Problem description »
Collect all lines from the records below that include the word "document".
= = =
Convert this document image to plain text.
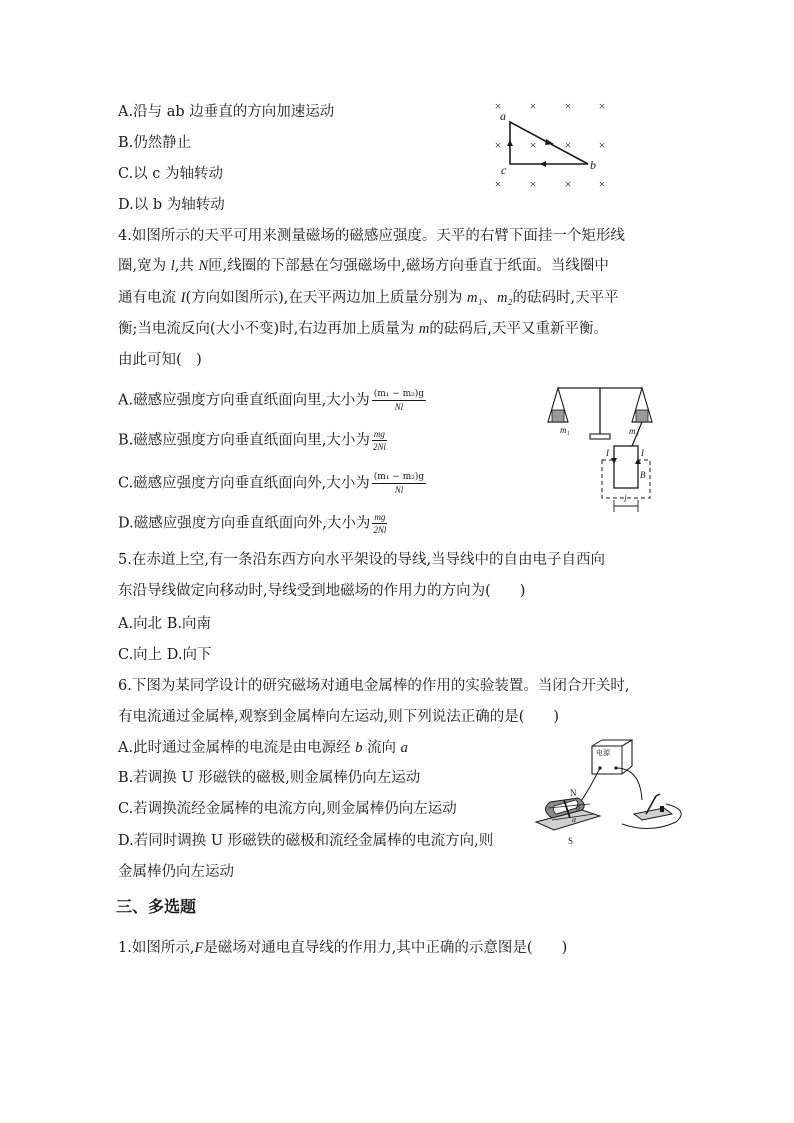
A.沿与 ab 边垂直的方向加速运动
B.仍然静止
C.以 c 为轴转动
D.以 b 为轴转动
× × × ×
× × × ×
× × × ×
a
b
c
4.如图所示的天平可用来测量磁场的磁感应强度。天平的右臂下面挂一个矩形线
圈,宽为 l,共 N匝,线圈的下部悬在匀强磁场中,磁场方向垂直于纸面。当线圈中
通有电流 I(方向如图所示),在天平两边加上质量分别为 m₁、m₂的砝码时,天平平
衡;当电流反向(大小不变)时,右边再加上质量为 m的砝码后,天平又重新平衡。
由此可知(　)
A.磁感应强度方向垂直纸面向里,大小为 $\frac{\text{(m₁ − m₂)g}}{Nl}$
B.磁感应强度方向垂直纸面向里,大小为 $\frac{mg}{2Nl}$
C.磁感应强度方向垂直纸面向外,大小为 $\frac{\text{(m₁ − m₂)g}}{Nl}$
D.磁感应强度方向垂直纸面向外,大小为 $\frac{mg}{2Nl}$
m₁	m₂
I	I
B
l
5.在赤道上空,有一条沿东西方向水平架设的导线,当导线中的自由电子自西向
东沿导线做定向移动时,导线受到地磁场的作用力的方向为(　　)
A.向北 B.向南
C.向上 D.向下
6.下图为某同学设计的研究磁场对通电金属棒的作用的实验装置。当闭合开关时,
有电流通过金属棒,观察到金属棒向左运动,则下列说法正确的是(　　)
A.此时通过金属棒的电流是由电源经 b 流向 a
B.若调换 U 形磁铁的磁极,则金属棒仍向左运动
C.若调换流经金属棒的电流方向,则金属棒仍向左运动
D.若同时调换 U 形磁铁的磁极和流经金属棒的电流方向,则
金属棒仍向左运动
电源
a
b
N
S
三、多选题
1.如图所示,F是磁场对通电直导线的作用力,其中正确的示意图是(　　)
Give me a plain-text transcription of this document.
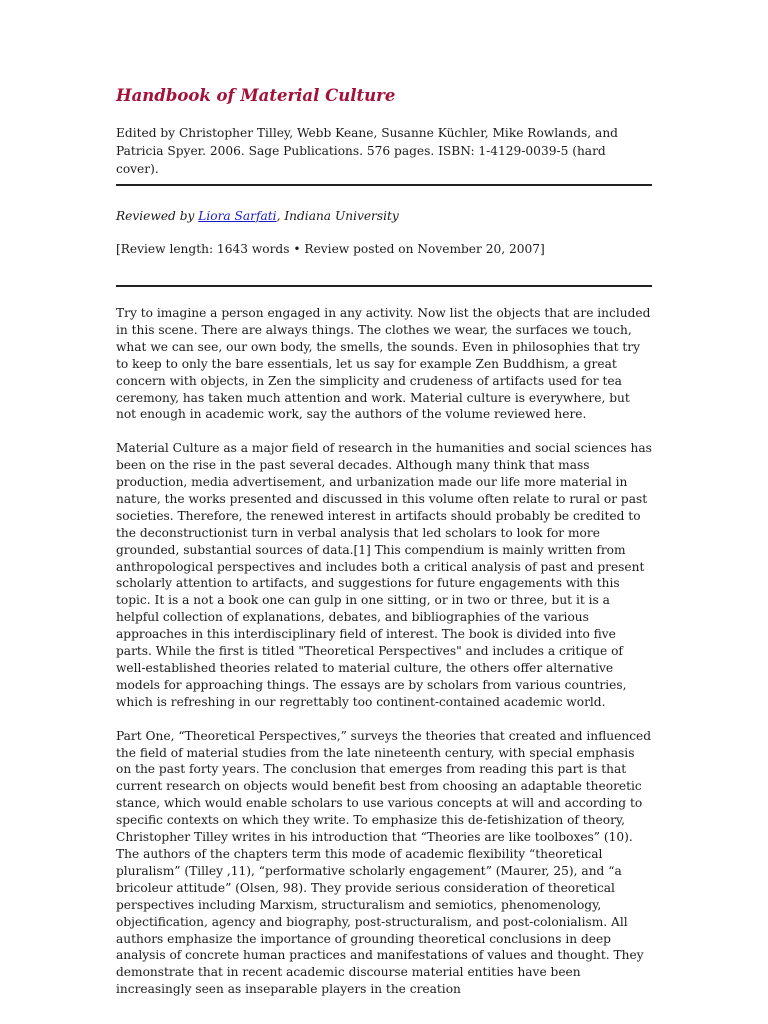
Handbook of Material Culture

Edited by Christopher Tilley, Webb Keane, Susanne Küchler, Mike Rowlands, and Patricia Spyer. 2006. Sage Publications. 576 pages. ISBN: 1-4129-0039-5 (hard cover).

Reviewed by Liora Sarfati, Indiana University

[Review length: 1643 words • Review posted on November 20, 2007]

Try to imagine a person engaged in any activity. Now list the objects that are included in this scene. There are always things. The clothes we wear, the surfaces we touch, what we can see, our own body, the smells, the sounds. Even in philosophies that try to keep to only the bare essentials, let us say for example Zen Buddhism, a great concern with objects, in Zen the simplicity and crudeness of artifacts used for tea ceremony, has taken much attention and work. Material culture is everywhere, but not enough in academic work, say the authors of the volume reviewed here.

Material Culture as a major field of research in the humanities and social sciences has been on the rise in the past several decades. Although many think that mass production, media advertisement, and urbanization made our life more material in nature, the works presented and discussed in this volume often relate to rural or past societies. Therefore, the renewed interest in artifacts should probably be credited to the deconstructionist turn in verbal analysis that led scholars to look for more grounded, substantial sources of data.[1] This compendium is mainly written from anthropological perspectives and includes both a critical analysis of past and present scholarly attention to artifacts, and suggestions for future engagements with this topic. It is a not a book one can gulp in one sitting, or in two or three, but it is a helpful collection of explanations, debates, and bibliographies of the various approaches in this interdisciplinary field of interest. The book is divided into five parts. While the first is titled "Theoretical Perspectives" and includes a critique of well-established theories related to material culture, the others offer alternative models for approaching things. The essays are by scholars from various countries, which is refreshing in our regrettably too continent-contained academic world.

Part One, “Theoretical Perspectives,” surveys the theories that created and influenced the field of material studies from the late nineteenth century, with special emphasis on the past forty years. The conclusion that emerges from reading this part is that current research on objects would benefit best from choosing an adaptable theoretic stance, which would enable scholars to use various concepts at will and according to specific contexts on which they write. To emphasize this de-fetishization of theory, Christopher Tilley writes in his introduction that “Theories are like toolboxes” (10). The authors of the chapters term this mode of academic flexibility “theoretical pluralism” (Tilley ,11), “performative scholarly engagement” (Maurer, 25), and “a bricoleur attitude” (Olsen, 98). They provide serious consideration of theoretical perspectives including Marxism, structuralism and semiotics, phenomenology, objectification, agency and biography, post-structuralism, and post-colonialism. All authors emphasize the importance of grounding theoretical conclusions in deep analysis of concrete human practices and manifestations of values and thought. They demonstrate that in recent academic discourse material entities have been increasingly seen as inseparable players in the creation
= = =
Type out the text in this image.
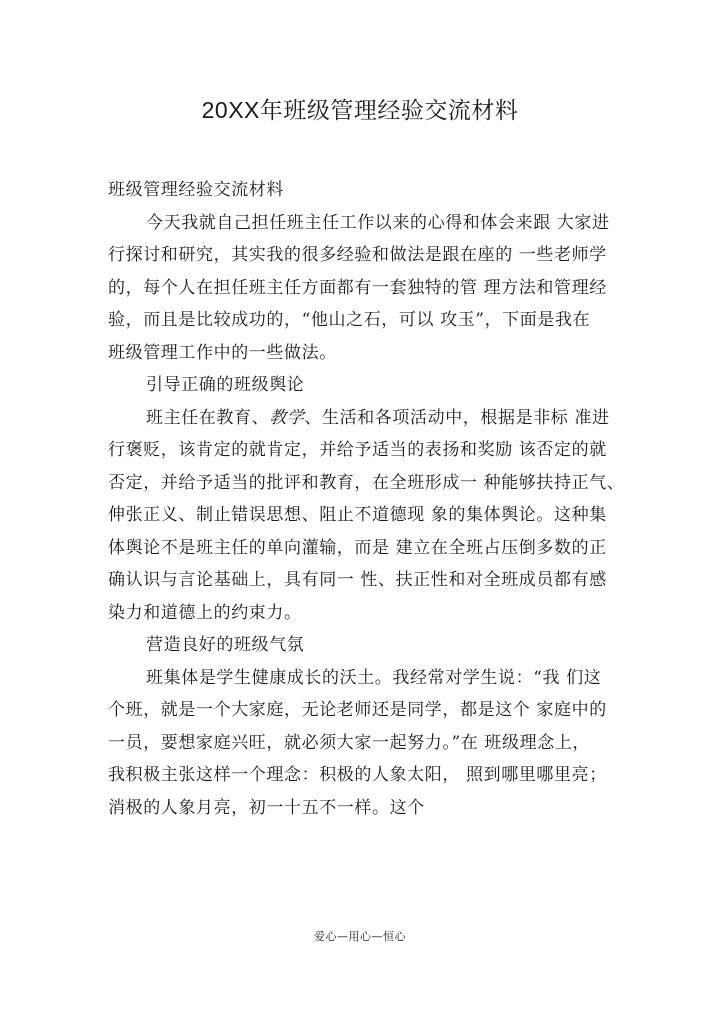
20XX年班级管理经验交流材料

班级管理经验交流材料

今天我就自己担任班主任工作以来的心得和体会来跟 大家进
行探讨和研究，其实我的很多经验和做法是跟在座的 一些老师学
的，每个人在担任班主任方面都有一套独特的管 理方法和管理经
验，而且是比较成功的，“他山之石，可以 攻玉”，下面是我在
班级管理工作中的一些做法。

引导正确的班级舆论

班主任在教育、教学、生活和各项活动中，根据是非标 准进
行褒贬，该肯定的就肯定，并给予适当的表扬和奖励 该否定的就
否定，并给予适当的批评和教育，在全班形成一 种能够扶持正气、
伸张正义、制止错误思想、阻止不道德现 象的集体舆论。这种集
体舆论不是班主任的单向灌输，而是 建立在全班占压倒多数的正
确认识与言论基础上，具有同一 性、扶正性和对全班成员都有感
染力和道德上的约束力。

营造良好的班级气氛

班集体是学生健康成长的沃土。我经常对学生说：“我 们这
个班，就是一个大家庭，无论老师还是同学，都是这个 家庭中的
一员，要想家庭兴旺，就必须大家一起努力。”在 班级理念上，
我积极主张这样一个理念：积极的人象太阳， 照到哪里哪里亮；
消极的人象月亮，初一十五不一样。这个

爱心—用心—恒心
= = =
Output for this exercise »
Convert this document image to plain text.
Give me a plain-text transcription of this document.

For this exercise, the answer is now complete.